> [Trecho selecionado]:
Trata-se de medida excepcional, cabível quando presentes razões de segurança jurídica ou relevante interesse social. Afinal, segundo Ives Gandra da Silva Martins e Gilmar Ferreira Mendes[2], a “nulidade” do ato normativo declarado inconstitucional, desde o seu nascedouro, sempre foi e “continua a ser a regra no direito brasileiro”; por isso, o seu afastamento exige “análise fundada no princípio da proporcionalidade”, capaz de “demonstrar, com base numa ponderação concreta”, que a observância aos efeitos retroativos típicos da inconstitucionalidade geraria “sacrifício” intolerável da segurança jurídica ou de interesses sociais de maior relevância.

Passados cerca de vinte e cinco anos desde a criação do instituto, o que se constata é que, inicialmente, a Corte Suprema procurou limitar a sua aplicação aos casos em que fosse impossível reconhecer a invalidade do ato em discussão sem gerar prejuízos intoleráveis a situações jurídicas consolidadas (RE 197.917, j. 06/06/2000)[3] e a direitos constitucionalmente protegidos (ADI 3.022, j. 02/04/2004)[4].

Todavia, com o tempo, a modulação dos efeitos das decisões, de exceção, tornou-se quase que a regra, num processo de contínua banalização, especialmente quando em jogo interesses do Erário, como na discussão sobre a inconstitucionalidade de tributos.

Emblemática, nesse sentido, foi a modulação de efeitos levada a cabo no RE/RG 574.706/PR (Tema 69), em que o direito à exclusão do ICMS da base de cálculo do PIS e da Cofins foi assegurado apenas a partir da respectiva sessão de julgamento, ressalvados os processos instaurados até a referida data, no intuito de minimizar os impactos orçamentários da decisão para a União, numa espécie de “convalidação” parcial da inconstitucionalidade praticada. O valor estimado da discussão era cerca de R$ 260 bilhões[5].

Além disso, ao concluir, em 18/12/2021, julgamento que declarou a inconstitucionalidade da alíquota do ICMS sobre energia elétrica fixada em desacordo com a sua natureza essencial, foi estipulada a produção de efeitos da decisão apenas a partir de 2024, ressalvadas as ações ajuizadas até o início do julgamento, em 5/2/2021 (RE/RG 714.139/SC, Tema 745), em virtude do impacto dessa alteração sobre as contas públicas estaduais, estimado em R$ 26,6 bilhões por ano[6].

> [Tarefa solicitada 1]: Expresse como lista numerada o intervalo dos registros que vai da linha que contém "87, 290, 97]" até a linha que contém "Output each element", incluindo as duas, e deixe de fora as linhas em branco.

> [Entradas de elementos anotados]:
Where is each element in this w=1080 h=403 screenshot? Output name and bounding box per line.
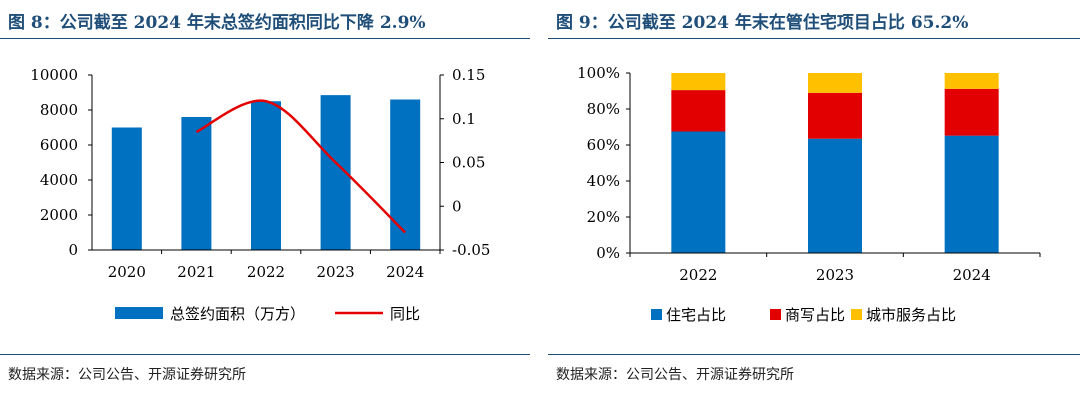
bar-2022-segment-3: [671, 73, 726, 91]
project-mix-chart: 0% 20% 40% 60% 80% 100% 2022 2023 2024 住宅占比 商写占比 城市…: [577, 64, 1041, 324]
yoy-line: [195, 99, 407, 234]
legend-label-bar: 总签约面积（万方）: [170, 305, 305, 323]
right-tick-label: -0.05: [452, 241, 490, 259]
left-tick-label: 0: [68, 241, 78, 259]
bar-2022-segment-1: [671, 131, 726, 253]
y-tick-label: 60%: [587, 136, 620, 154]
legend-swatch-1: [651, 309, 662, 320]
x-tick-label: 2022: [247, 263, 285, 281]
right-tick-label: 0: [452, 197, 462, 215]
left-tick-label: 6000: [40, 136, 78, 154]
y-tick-label: 100%: [577, 64, 620, 82]
legend-label-2: 商写占比: [785, 306, 845, 324]
right-tick-label: 0.1: [452, 110, 476, 128]
left-tick-label: 4000: [40, 171, 78, 189]
bar-2021: [181, 117, 212, 250]
figure-9-panel: 图 9：公司截至 2024 年末在管住宅项目占比 65.2% 0% 20% 40% 6…: [548, 0, 1080, 403]
figure-8-bottom-rule: [0, 354, 530, 355]
figure-8-title: 图 8：公司截至 2024 年末总签约面积同比下降 2.9%: [8, 13, 426, 33]
legend-label-1: 住宅占比: [666, 306, 726, 324]
figure-8-top-rule: [0, 38, 530, 39]
signed-area-chart: 0 2000 4000 6000 8000 10000 -0.05 0 0.05 0.1 0.15 2…: [30, 66, 490, 323]
x-tick-label: 2022: [679, 266, 717, 284]
legend-swatch-2: [770, 309, 781, 320]
figure-8-source: 数据来源：公司公告、开源证券研究所: [8, 367, 246, 383]
figure-9-bottom-rule: [548, 354, 1080, 355]
bar-2023-segment-3: [808, 73, 862, 93]
x-tick-label: 2024: [953, 266, 991, 284]
bar-2023-segment-2: [808, 92, 862, 139]
x-tick-label: 2023: [317, 263, 355, 281]
legend-label-3: 城市服务占比: [866, 306, 956, 324]
right-tick-label: 0.15: [452, 66, 485, 84]
left-tick-label: 10000: [30, 66, 78, 84]
figure-8-panel: 图 8：公司截至 2024 年末总签约面积同比下降 2.9% 0 2000 4000…: [0, 0, 530, 403]
bar-2024-segment-2: [944, 88, 999, 136]
y-tick-label: 40%: [587, 172, 620, 190]
bar-2022: [251, 101, 281, 250]
bar-2024: [390, 99, 421, 250]
left-tick-label: 8000: [40, 101, 78, 119]
bar-2022-segment-2: [671, 90, 726, 132]
bar-2020: [111, 127, 142, 250]
y-tick-label: 0%: [596, 244, 620, 262]
bar-2024-segment-3: [944, 73, 999, 89]
bar-2023-segment-1: [808, 138, 862, 253]
figure-9-title: 图 9：公司截至 2024 年末在管住宅项目占比 65.2%: [556, 13, 969, 33]
x-tick-label: 2021: [177, 263, 215, 281]
x-tick-label: 2020: [108, 263, 146, 281]
left-tick-label: 2000: [40, 206, 78, 224]
legend-swatch-3: [851, 309, 862, 320]
y-tick-label: 80%: [587, 100, 620, 118]
bar-2024-segment-1: [944, 135, 999, 253]
y-tick-label: 20%: [587, 208, 620, 226]
legend-swatch-bar: [115, 307, 163, 319]
right-tick-label: 0.05: [452, 154, 485, 172]
legend-label-line: 同比: [390, 305, 420, 323]
figure-9-top-rule: [548, 38, 1080, 39]
figure-9-source: 数据来源：公司公告、开源证券研究所: [556, 367, 794, 383]
x-tick-label: 2023: [816, 266, 854, 284]
x-tick-label: 2024: [386, 263, 424, 281]
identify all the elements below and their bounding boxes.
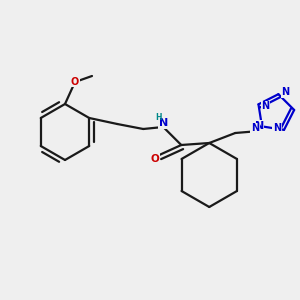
Text: N: N	[281, 87, 290, 97]
Text: O: O	[151, 154, 160, 164]
Text: O: O	[71, 77, 79, 87]
Text: N: N	[255, 121, 264, 131]
Text: N: N	[261, 101, 269, 111]
Text: N: N	[251, 123, 259, 134]
Text: H: H	[155, 112, 161, 122]
Text: N: N	[273, 123, 281, 133]
Text: N: N	[159, 118, 168, 128]
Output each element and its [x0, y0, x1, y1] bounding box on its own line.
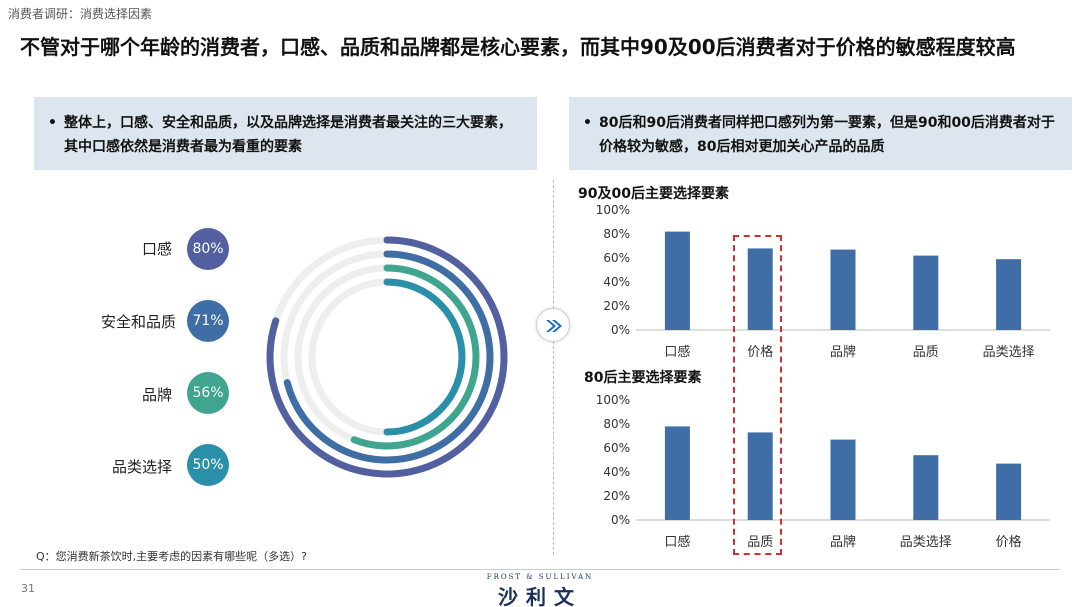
footer-divider	[20, 569, 1060, 570]
x-tick-label: 口感	[664, 344, 690, 360]
bar	[747, 432, 773, 520]
bar	[830, 439, 856, 520]
radial-arc-2	[283, 250, 494, 464]
x-tick-label: 价格	[747, 344, 773, 360]
x-tick-label: 品质	[913, 345, 939, 360]
page-number: 31	[21, 582, 35, 595]
section-divider	[553, 180, 554, 555]
brand-logo-en: FROST & SULLIVAN	[486, 573, 594, 581]
highlight-frame	[733, 235, 782, 555]
radial-category-label: 品类选择	[111, 458, 172, 476]
double-chevron-right-icon	[546, 320, 562, 332]
radial-arc-3	[350, 264, 480, 450]
radial-value-badge: 50%	[187, 444, 229, 486]
y-tick-label: 40%	[603, 465, 630, 479]
y-tick-label: 20%	[603, 489, 630, 503]
x-tick-label: 品牌	[830, 344, 856, 360]
radial-chart	[266, 236, 508, 478]
bar	[996, 259, 1022, 330]
y-tick-label: 0%	[611, 323, 630, 337]
bullet-dot: •	[583, 115, 592, 131]
radial-category-label: 安全和品质	[100, 313, 176, 331]
radial-arc-1	[266, 236, 508, 478]
bar	[664, 426, 690, 520]
x-tick-label: 品类选择	[983, 345, 1035, 360]
summary-text-left: 整体上，口感、安全和品质，以及品牌选择是消费者最关注的三大要素，其中口感依然是消…	[64, 115, 512, 155]
bar-chart-80: 0% 20% 40% 60% 80% 100% 口感 品质 品牌 品类选择 价格	[596, 393, 1050, 550]
bar	[913, 255, 939, 330]
bullet-dot: •	[48, 115, 57, 131]
x-tick-label: 品质	[747, 535, 773, 550]
bar	[913, 455, 939, 520]
radial-value-badge: 80%	[187, 228, 229, 270]
x-tick-label: 品类选择	[900, 535, 952, 550]
radial-category-label: 口感	[141, 240, 172, 258]
y-tick-label: 80%	[603, 227, 630, 241]
bar	[664, 231, 690, 330]
brand-logo-cn: 沙利文	[498, 585, 582, 607]
page-title: 不管对于哪个年龄的消费者，口感、品质和品牌都是核心要素，而其中90及00后消费者…	[20, 35, 1016, 59]
radial-value-badge: 56%	[187, 372, 229, 414]
bar	[830, 249, 856, 330]
y-tick-label: 100%	[596, 203, 630, 217]
next-arrow-button[interactable]	[536, 308, 570, 342]
radial-arc-4	[383, 278, 466, 436]
bar-chart-title: 90及00后主要选择要素	[578, 186, 729, 202]
bar-chart-90-00: 0% 20% 40% 60% 80% 100% 口感 价格 品牌 品质 品类选择	[596, 203, 1050, 360]
y-tick-label: 100%	[596, 393, 630, 407]
y-tick-label: 80%	[603, 417, 630, 431]
summary-box-left: • 整体上，口感、安全和品质，以及品牌选择是消费者最关注的三大要素，其中口感依然…	[34, 97, 537, 170]
x-tick-label: 价格	[996, 534, 1022, 550]
x-tick-label: 口感	[664, 534, 690, 550]
radial-category-label: 品牌	[141, 386, 172, 404]
y-tick-label: 60%	[603, 251, 630, 265]
bar-chart-title: 80后主要选择要素	[584, 370, 702, 386]
x-tick-label: 品牌	[830, 534, 856, 550]
summary-box-right: • 80后和90后消费者同样把口感列为第一要素，但是90和00后消费者对于价格较…	[569, 97, 1072, 170]
summary-text-right: 80后和90后消费者同样把口感列为第一要素，但是90和00后消费者对于价格较为敏…	[599, 115, 1055, 155]
y-tick-label: 0%	[611, 513, 630, 527]
bar	[996, 463, 1022, 520]
survey-question: Q：您消费新茶饮时,主要考虑的因素有哪些呢（多选）?	[36, 550, 307, 563]
y-tick-label: 20%	[603, 299, 630, 313]
y-tick-label: 60%	[603, 441, 630, 455]
radial-value-badge: 71%	[187, 300, 229, 342]
bar	[747, 248, 773, 330]
y-tick-label: 40%	[603, 275, 630, 289]
breadcrumb: 消费者调研：消费选择因素	[8, 7, 153, 21]
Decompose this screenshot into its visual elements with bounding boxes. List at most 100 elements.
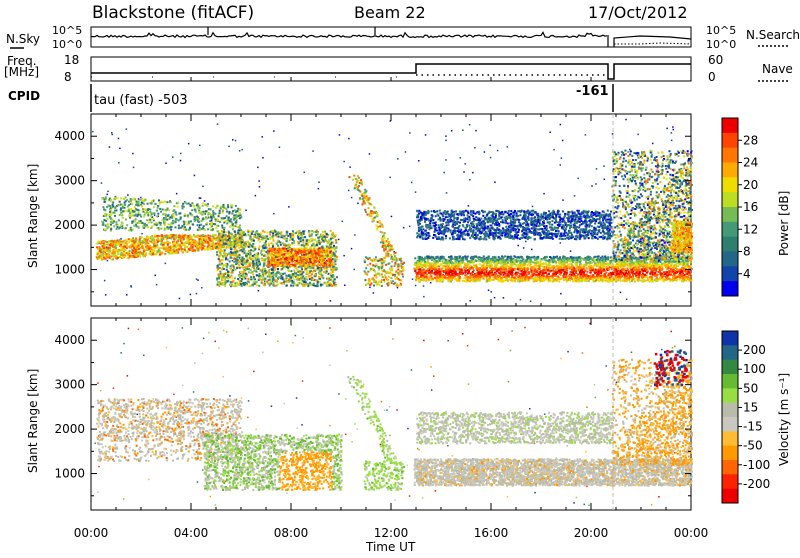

> [Tarefa solicitada 2]:
Diga se cada afirmação abaixo está de acordo com o trecho sobre a modulação de efeitos. Responda sim ou não e cite literalmente as palavras do trecho que decidem cada caso.
(a) O valor estimado da discussão no RE/RG 574.706/PR era de cerca de R$ 260 bilhões.
(b) No julgamento sobre a alíquota do ICMS sobre energia elétrica, a decisão passou a produzir efeitos a partir de 2022.
(c) Segundo Ives Gandra da Silva Martins e Gilmar Ferreira Mendes, a nulidade do ato normativo declarado inconstitucional continua a ser a regra no direito brasileiro.

> [Solução escrita 1]:
1. Text: N: N	[281, 87, 290, 97]
2. Text: O: O	[151, 154, 160, 164]
3. Text: O: O	[71, 77, 79, 87]
4. Text: N: N	[255, 121, 264, 131]
5. Text: N: N	[261, 101, 269, 111]
6. Text: N: N	[251, 123, 259, 134]
7. Text: H: H	[155, 112, 161, 122]
8. Text: N: N	[273, 123, 281, 133]
9. Text: N: N	[159, 118, 168, 128]
10. Output each element and its [x0, y0, x1, y1] bounding box on its own line.

> [Solução escrita 2]:
(a) Sim: "O valor estimado da discussão era cerca de R$ 260 bilhões".
(b) Não: "foi estipulada a produção de efeitos da decisão apenas a partir de 2024".
(c) Sim: "continua a ser a regra no direito brasileiro".